Within the material below, find each line bearing the word "Conservation" and present it.
** Start Supplied material **
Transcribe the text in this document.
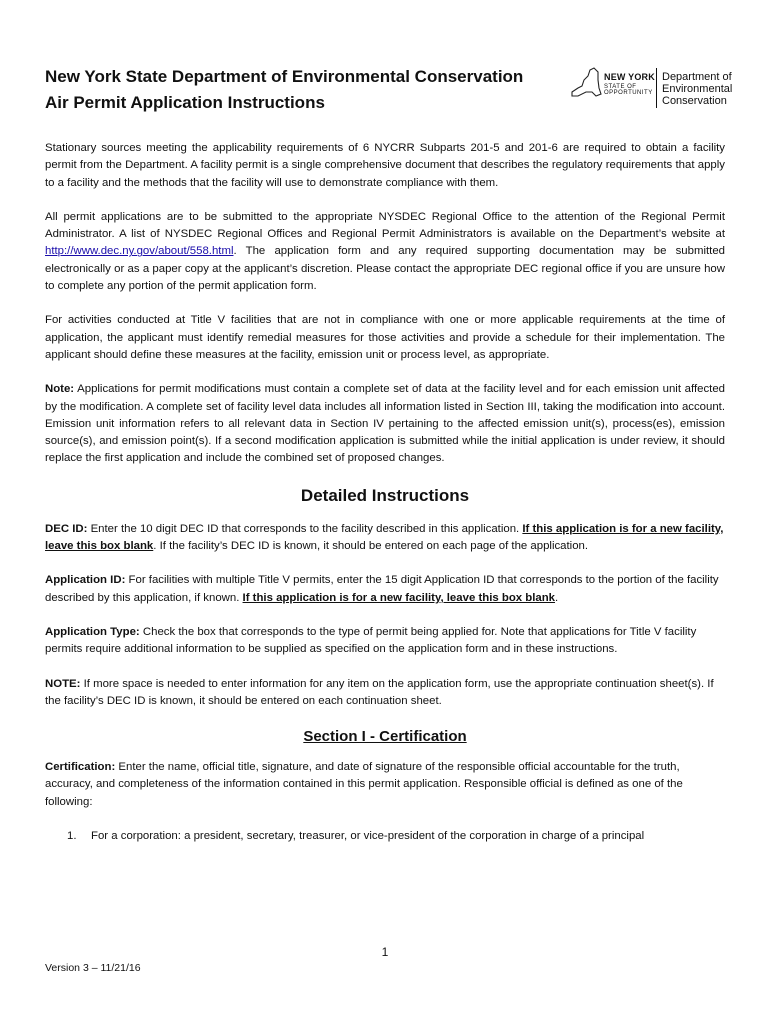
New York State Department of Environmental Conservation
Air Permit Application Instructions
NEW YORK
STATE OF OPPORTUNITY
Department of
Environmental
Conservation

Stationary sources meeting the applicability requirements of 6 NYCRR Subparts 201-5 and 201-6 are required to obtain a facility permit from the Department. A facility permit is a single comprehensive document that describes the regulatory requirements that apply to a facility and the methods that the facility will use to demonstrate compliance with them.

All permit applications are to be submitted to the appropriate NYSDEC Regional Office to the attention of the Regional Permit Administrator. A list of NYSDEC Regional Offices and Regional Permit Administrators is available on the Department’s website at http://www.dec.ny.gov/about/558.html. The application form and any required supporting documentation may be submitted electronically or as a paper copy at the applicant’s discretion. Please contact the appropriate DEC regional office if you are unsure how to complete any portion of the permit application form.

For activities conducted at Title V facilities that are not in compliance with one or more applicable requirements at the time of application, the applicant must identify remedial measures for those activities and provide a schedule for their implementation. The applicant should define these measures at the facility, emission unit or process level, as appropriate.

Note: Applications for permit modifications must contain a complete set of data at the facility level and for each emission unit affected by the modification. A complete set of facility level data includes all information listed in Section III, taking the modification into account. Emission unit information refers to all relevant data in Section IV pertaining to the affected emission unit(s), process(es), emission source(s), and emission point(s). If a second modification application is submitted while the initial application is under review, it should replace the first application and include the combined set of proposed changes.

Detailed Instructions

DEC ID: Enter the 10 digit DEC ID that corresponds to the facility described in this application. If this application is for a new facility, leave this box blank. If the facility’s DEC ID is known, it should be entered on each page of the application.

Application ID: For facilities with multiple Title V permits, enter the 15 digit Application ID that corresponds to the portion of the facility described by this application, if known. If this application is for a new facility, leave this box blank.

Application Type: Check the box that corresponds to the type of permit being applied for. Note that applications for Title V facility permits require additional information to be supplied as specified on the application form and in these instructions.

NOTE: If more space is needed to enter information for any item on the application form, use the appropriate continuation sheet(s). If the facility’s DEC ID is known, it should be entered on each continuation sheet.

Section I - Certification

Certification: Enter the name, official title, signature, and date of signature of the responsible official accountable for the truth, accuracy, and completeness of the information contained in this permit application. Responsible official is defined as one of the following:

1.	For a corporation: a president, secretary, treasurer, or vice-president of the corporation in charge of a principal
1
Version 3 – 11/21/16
** End Supplied material **
Output for this exercise
New York State Department of Environmental Conservation
Conservation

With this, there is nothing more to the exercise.